He wastes no time telling you his: "Painting." He nods toward a brightly hued mural that seems to float above the top quarter of the store, a points-of-interest sweep of Pasadena -- the Arroyo, the Colorado Street Bridge, the Rose Bowl.

"Before this?" he'll explain, if you press him as he runs bottles of "Two-Buck Chuck" through the price scanner. "I was an animator."

Suddenly whimsy drains away. Anger flashes in its place. "Until Disney got rid of all of us." Once upon a time, not so long ago, Goral worked "cleanup" on a variety of big-screen Disney products -- from "The Fox and the Hound" and "The Great Mouse Detective" in the '70s to "The Hunchback of Notre Dame" and "Mulan" in the '90s. He averaged about $1,200 a week, not high-end animator money, but Goral had no complaints -- he was doing what he loved. But then work slowed, eventually dried up, and Goral joined the growing ranks of the newest displaced Los Angeles employee -- the out-of-work animator.

For decades, Southern California was the ultimate destination for self-described "animation geeks" -- kids who worked from homemade flip books and cel collecting to get there. But shifts in the industry -- a growing appetite for computer-generated graphics and the chronic issue of outsourcing -- have eliminated 1,000 jobs in the last three years.

It's a frustrating time for animators: Television appears to be a lively circus of work, with new shows, concepts and packages arriving seasonally, but much of the work is being done overseas. According to the Animation Guild, there are about 1,600 union members currently employed. But for the first time in 70 years the Walt Disney Co. doesn't have a traditional animation feature in the pipeline. ("Home on the Range," Disney's last-in-the-can 2-D feature, is due out April 2.) There is only one hand-drawn feature in production -- "Curious George" for Universal Pictures. Walt Disney Co. began streamlining its traditional animation units nearly four years ago; since then several hundred jobs have vanished from Southern California and Florida.

Some animators have been out of work for 18 months or more, creating a small army hidden in plain view. Some have taken part-time jobs in art supply shops or bookstores. Others have become gardeners, chefs, teachers and real estate agents. A few are studying to be masseuses or reflexologists. While a number are making strides to transition into 3-D, or computer-generated imaging, others figure it looks like a good time to delve into long-sidelined projects. Then there are those who are simply stuck, lost or in denial. They vent and carp with friends or on the busy website www.AnimationNation.com, or sit at home and obsess. As with many laid-off populations, occasional rumors of suicide pepper conversations.

> [DATASET ENTRIES]:
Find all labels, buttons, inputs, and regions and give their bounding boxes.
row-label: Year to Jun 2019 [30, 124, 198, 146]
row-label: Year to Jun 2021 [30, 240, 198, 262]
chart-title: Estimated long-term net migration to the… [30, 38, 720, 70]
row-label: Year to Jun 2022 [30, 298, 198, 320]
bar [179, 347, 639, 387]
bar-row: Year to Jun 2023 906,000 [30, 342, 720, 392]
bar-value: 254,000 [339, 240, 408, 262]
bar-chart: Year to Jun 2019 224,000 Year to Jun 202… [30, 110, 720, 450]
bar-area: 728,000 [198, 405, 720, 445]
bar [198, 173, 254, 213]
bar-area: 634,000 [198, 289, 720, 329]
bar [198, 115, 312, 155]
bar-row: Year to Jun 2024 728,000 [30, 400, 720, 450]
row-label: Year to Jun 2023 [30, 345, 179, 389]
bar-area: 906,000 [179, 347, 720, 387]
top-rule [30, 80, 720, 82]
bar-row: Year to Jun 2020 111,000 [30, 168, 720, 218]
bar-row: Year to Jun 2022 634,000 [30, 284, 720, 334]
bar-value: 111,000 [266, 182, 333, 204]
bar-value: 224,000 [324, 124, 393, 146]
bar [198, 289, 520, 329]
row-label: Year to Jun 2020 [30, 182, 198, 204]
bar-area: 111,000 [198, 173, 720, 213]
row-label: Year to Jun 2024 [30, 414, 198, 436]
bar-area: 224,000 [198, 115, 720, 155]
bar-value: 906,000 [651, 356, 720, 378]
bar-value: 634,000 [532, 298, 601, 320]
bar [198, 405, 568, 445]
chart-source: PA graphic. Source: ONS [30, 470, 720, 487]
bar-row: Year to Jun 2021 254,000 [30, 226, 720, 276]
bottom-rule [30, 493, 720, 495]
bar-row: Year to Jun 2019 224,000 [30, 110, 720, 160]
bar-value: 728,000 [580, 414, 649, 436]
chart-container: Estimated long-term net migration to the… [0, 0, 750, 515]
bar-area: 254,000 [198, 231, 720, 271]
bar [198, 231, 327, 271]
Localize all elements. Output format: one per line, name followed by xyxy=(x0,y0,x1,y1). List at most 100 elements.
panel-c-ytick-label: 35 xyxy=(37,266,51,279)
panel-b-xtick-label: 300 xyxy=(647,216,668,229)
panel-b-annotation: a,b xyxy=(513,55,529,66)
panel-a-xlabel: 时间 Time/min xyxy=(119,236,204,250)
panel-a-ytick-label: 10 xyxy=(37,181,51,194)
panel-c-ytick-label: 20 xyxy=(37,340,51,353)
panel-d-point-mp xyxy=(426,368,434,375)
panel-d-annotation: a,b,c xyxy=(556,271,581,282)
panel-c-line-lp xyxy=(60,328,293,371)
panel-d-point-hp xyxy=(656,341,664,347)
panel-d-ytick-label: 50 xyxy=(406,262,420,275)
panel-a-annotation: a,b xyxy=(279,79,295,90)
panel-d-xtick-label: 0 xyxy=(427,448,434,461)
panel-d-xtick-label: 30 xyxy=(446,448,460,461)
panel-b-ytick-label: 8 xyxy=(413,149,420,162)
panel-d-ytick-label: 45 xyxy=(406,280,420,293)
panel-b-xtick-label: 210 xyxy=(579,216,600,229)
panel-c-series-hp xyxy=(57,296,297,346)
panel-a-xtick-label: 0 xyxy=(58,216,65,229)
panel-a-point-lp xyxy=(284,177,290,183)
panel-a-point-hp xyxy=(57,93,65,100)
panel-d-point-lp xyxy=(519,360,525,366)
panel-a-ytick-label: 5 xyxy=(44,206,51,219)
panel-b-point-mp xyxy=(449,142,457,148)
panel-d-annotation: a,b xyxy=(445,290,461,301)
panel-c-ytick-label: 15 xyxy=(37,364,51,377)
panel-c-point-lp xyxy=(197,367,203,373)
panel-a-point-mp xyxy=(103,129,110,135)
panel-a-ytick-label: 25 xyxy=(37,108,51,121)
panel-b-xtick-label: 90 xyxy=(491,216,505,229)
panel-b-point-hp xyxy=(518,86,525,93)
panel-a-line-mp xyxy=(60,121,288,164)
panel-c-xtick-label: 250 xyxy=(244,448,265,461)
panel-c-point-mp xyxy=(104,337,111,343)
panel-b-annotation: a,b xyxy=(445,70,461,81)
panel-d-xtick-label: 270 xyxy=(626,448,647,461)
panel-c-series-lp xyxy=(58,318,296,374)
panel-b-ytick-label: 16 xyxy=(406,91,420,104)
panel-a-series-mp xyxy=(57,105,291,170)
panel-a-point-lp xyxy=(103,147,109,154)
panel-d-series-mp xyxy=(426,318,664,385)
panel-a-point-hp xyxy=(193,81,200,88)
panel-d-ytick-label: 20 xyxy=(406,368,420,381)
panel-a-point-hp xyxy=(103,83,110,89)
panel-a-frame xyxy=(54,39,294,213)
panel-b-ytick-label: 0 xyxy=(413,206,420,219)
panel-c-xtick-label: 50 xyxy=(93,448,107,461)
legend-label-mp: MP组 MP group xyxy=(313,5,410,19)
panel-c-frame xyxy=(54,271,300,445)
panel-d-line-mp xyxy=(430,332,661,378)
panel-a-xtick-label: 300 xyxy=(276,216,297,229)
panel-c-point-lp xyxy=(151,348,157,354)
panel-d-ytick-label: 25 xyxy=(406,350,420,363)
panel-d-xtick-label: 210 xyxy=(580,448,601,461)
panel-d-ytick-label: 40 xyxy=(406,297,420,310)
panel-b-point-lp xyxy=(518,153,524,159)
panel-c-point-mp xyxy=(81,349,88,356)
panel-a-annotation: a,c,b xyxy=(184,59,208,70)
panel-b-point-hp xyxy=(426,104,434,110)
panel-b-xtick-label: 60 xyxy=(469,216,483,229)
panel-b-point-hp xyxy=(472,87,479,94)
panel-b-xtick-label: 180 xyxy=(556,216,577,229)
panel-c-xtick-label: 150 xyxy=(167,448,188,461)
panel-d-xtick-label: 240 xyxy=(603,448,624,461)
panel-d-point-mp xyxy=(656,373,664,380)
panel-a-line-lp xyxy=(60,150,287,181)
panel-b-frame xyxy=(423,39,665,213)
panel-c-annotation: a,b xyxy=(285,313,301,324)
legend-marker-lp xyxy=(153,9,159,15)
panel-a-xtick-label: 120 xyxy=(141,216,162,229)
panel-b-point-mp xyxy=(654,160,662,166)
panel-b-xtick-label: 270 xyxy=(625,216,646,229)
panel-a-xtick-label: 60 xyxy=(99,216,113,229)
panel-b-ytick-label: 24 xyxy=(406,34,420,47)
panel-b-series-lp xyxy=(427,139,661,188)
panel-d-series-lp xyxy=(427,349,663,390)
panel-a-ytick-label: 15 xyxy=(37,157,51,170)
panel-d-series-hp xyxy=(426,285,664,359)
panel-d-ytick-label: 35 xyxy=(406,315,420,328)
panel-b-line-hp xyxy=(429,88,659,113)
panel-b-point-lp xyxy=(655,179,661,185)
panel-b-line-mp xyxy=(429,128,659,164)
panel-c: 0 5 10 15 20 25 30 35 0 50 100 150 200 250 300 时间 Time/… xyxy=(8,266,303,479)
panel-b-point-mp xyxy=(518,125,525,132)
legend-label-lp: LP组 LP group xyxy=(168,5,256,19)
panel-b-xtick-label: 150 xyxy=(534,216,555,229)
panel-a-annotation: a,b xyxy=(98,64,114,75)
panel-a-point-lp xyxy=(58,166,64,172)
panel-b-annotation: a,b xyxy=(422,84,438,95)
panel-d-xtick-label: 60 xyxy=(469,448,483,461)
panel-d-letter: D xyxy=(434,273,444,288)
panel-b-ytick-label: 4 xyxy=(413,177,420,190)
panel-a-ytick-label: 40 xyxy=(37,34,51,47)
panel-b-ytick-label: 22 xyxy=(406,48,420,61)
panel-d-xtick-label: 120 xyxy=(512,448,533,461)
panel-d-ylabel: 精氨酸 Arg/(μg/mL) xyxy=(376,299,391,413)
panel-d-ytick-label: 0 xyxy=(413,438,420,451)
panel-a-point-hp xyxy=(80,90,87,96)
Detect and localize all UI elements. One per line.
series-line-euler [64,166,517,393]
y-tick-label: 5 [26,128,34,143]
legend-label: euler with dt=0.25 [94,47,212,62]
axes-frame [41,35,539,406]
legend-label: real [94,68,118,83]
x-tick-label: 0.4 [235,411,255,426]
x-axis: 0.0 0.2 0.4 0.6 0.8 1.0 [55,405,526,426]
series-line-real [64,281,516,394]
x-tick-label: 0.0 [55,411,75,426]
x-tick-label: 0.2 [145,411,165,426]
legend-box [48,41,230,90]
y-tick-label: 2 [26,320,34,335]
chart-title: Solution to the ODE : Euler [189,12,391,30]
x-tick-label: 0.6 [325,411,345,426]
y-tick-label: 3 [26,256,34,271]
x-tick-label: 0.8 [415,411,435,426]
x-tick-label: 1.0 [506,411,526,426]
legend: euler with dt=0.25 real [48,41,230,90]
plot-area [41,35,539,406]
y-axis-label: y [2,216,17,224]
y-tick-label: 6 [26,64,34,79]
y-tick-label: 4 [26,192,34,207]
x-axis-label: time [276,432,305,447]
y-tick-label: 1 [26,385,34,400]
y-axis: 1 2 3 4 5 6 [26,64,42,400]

> [CHECK YOUR UNDERSTANDING]:
(1) From the article on laid-off animators, extract the passage starting at "Suddenly whimsy drains" and ending at "the out-of-work animator.".
(2) Extend the article on laid-off animators by writing what comes next after its final sentence.

> [OUTPUTS IN ORDER]:
(1)
Suddenly whimsy drains away. Anger flashes in its place. "Until Disney got rid of all of us." Once upon a time, not so long ago, Goral worked "cleanup" on a variety of big-screen Disney products -- from "The Fox and the Hound" and "The Great Mouse Detective" in the '70s to "The Hunchback of Notre Dame" and "Mulan" in the '90s. He averaged about $1,200 a week, not high-end animator money, but Goral had no complaints -- he was doing what he loved. But then work slowed, eventually dried up, and Goral joined the growing ranks of the newest displaced Los Angeles employee -- the out-of-work animator.

(2)
In the last couple of years, it had become catch as catch can, with many bouncing from studio to production company. Goral had worked as a cleanup assistant on "Osmosis Jones" in 2000 and on "Austin Powers in Goldmember" a couple of years later. But when a steady flow of projects failed to sync, Goral had to think creatively.

"My wife got tired of me sitting around complaining and said, 'Look, the people at Trader Joe's seem like nice people. Maybe you'd like to work there,' " he says with a chuckle, the anger cooling some. "And they are. They've been very good to me."

Goral considers himself lucky. Though it has been a lesson in improvisation for him, his wife and their two children, he has a steady schedule, health benefits, a regular paycheck and a roof -- a pleasant painting- and toy-strewn apartment in Montrose -- over his head. He's also been teaching art and drumming up commissions. "I've begun to shamelessly promote myself," he says of the portfolio he keeps at the ready.

Goral's animation job, the painstaking process of tightening or "cleaning up" a rough drawing, giving it heft, depth and form, no longer exists in the old sense of the task -- in many cases the computer takes care of the final polish. But it isn't a simple question of learning the hot tool of his trade -- CGI animation. For Goral, who's 57, it's not just about skills but passion, a sense of connecting with the work. Unlike workers in other "factories," animators are artists; to be asked to learn a new medium, for some, is like asking Monet to ditch the pastels.

"I'm an animator," Goral explains, "I like to paint. That's what got me here."